### [A block of data]
_____
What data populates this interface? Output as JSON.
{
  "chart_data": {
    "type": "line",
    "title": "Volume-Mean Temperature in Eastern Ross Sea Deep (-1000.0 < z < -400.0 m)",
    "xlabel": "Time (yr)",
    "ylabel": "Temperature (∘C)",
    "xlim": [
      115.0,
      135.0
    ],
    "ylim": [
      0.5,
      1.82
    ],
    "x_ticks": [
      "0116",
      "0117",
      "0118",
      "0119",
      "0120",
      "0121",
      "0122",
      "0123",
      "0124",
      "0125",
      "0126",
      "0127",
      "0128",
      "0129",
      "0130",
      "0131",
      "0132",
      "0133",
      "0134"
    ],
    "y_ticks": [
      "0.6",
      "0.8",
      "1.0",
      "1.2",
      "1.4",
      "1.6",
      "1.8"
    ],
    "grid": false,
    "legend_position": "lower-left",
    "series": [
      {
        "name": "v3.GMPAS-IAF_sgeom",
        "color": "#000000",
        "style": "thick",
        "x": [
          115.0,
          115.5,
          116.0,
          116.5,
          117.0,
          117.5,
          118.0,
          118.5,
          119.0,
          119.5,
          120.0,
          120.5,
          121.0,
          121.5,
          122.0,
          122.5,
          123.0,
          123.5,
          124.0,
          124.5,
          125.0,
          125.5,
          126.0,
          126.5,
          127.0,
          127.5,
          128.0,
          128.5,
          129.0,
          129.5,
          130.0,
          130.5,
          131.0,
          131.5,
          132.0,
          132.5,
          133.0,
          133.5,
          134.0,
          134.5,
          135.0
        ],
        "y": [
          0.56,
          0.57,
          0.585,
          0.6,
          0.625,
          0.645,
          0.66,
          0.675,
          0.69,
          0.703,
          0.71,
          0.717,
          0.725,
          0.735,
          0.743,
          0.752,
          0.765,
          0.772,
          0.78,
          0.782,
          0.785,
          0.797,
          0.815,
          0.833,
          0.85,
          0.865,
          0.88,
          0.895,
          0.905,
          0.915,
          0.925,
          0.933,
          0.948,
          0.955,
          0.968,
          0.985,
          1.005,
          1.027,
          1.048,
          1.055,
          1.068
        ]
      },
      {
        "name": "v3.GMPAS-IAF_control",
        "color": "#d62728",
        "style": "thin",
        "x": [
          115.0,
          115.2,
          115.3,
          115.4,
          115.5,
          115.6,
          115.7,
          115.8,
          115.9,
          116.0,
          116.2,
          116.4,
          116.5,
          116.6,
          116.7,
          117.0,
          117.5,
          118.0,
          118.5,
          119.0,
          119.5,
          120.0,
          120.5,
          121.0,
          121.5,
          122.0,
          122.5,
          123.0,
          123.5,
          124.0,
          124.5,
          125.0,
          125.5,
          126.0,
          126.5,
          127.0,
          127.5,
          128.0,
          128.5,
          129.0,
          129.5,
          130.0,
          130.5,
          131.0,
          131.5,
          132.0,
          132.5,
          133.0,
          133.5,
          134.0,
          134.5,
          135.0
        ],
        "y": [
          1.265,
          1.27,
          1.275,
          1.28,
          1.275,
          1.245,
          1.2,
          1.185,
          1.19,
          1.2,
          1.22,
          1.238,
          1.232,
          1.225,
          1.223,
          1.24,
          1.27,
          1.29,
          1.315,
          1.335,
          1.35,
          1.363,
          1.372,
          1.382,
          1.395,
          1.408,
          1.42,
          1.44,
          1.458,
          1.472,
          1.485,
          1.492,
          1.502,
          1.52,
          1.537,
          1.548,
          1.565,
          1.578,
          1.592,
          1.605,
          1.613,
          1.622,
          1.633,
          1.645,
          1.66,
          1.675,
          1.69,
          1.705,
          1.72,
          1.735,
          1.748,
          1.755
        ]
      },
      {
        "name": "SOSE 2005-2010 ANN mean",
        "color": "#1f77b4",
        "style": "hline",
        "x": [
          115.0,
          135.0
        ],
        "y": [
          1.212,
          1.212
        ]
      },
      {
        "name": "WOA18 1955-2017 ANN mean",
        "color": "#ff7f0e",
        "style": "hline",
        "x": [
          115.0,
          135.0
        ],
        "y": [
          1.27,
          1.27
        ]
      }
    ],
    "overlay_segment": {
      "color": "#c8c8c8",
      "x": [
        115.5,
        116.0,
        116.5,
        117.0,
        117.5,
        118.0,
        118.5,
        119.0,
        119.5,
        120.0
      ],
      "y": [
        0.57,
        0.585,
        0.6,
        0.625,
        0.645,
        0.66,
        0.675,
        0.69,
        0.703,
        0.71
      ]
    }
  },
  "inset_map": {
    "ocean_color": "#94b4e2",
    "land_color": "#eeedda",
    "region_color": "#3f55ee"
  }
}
_____
### [Aim of the exercise]
What is needed here is an exact reproduction of all the entries.

### [In response]
What data populates this interface? Output as JSON.
{
  "chart_data": {
    "type": "line",
    "title": "Volume-Mean Temperature in Eastern Ross Sea Deep (-1000.0 < z < -400.0 m)",
    "xlabel": "Time (yr)",
    "ylabel": "Temperature (∘C)",
    "xlim": [
      115.0,
      135.0
    ],
    "ylim": [
      0.5,
      1.82
    ],
    "x_ticks": [
      "0116",
      "0117",
      "0118",
      "0119",
      "0120",
      "0121",
      "0122",
      "0123",
      "0124",
      "0125",
      "0126",
      "0127",
      "0128",
      "0129",
      "0130",
      "0131",
      "0132",
      "0133",
      "0134"
    ],
    "y_ticks": [
      "0.6",
      "0.8",
      "1.0",
      "1.2",
      "1.4",
      "1.6",
      "1.8"
    ],
    "grid": false,
    "legend_position": "lower-left",
    "series": [
      {
        "name": "v3.GMPAS-IAF_sgeom",
        "color": "#000000",
        "style": "thick",
        "x": [
          115.0,
          115.5,
          116.0,
          116.5,
          117.0,
          117.5,
          118.0,
          118.5,
          119.0,
          119.5,
          120.0,
          120.5,
          121.0,
          121.5,
          122.0,
          122.5,
          123.0,
          123.5,
          124.0,
          124.5,
          125.0,
          125.5,
          126.0,
          126.5,
          127.0,
          127.5,
          128.0,
          128.5,
          129.0,
          129.5,
          130.0,
          130.5,
          131.0,
          131.5,
          132.0,
          132.5,
          133.0,
          133.5,
          134.0,
          134.5,
          135.0
        ],
        "y": [
          0.56,
          0.57,
          0.585,
          0.6,
          0.625,
          0.645,
          0.66,
          0.675,
          0.69,
          0.703,
          0.71,
          0.717,
          0.725,
          0.735,
          0.743,
          0.752,
          0.765,
          0.772,
          0.78,
          0.782,
          0.785,
          0.797,
          0.815,
          0.833,
          0.85,
          0.865,
          0.88,
          0.895,
          0.905,
          0.915,
          0.925,
          0.933,
          0.948,
          0.955,
          0.968,
          0.985,
          1.005,
          1.027,
          1.048,
          1.055,
          1.068
        ]
      },
      {
        "name": "v3.GMPAS-IAF_control",
        "color": "#d62728",
        "style": "thin",
        "x": [
          115.0,
          115.2,
          115.3,
          115.4,
          115.5,
          115.6,
          115.7,
          115.8,
          115.9,
          116.0,
          116.2,
          116.4,
          116.5,
          116.6,
          116.7,
          117.0,
          117.5,
          118.0,
          118.5,
          119.0,
          119.5,
          120.0,
          120.5,
          121.0,
          121.5,
          122.0,
          122.5,
          123.0,
          123.5,
          124.0,
          124.5,
          125.0,
          125.5,
          126.0,
          126.5,
          127.0,
          127.5,
          128.0,
          128.5,
          129.0,
          129.5,
          130.0,
          130.5,
          131.0,
          131.5,
          132.0,
          132.5,
          133.0,
          133.5,
          134.0,
          134.5,
          135.0
        ],
        "y": [
          1.265,
          1.27,
          1.275,
          1.28,
          1.275,
          1.245,
          1.2,
          1.185,
          1.19,
          1.2,
          1.22,
          1.238,
          1.232,
          1.225,
          1.223,
          1.24,
          1.27,
          1.29,
          1.315,
          1.335,
          1.35,
          1.363,
          1.372,
          1.382,
          1.395,
          1.408,
          1.42,
          1.44,
          1.458,
          1.472,
          1.485,
          1.492,
          1.502,
          1.52,
          1.537,
          1.548,
          1.565,
          1.578,
          1.592,
          1.605,
          1.613,
          1.622,
          1.633,
          1.645,
          1.66,
          1.675,
          1.69,
          1.705,
          1.72,
          1.735,
          1.748,
          1.755
        ]
      },
      {
        "name": "SOSE 2005-2010 ANN mean",
        "color": "#1f77b4",
        "style": "hline",
        "x": [
          115.0,
          135.0
        ],
        "y": [
          1.212,
          1.212
        ]
      },
      {
        "name": "WOA18 1955-2017 ANN mean",
        "color": "#ff7f0e",
        "style": "hline",
        "x": [
          115.0,
          135.0
        ],
        "y": [
          1.27,
          1.27
        ]
      }
    ],
    "overlay_segment": {
      "color": "#c8c8c8",
      "x": [
        115.5,
        116.0,
        116.5,
        117.0,
        117.5,
        118.0,
        118.5,
        119.0,
        119.5,
        120.0
      ],
      "y": [
        0.57,
        0.585,
        0.6,
        0.625,
        0.645,
        0.66,
        0.675,
        0.69,
        0.703,
        0.71
      ]
    }
  },
  "inset_map": {
    "ocean_color": "#94b4e2",
    "land_color": "#eeedda",
    "region_color": "#3f55ee"
  }
}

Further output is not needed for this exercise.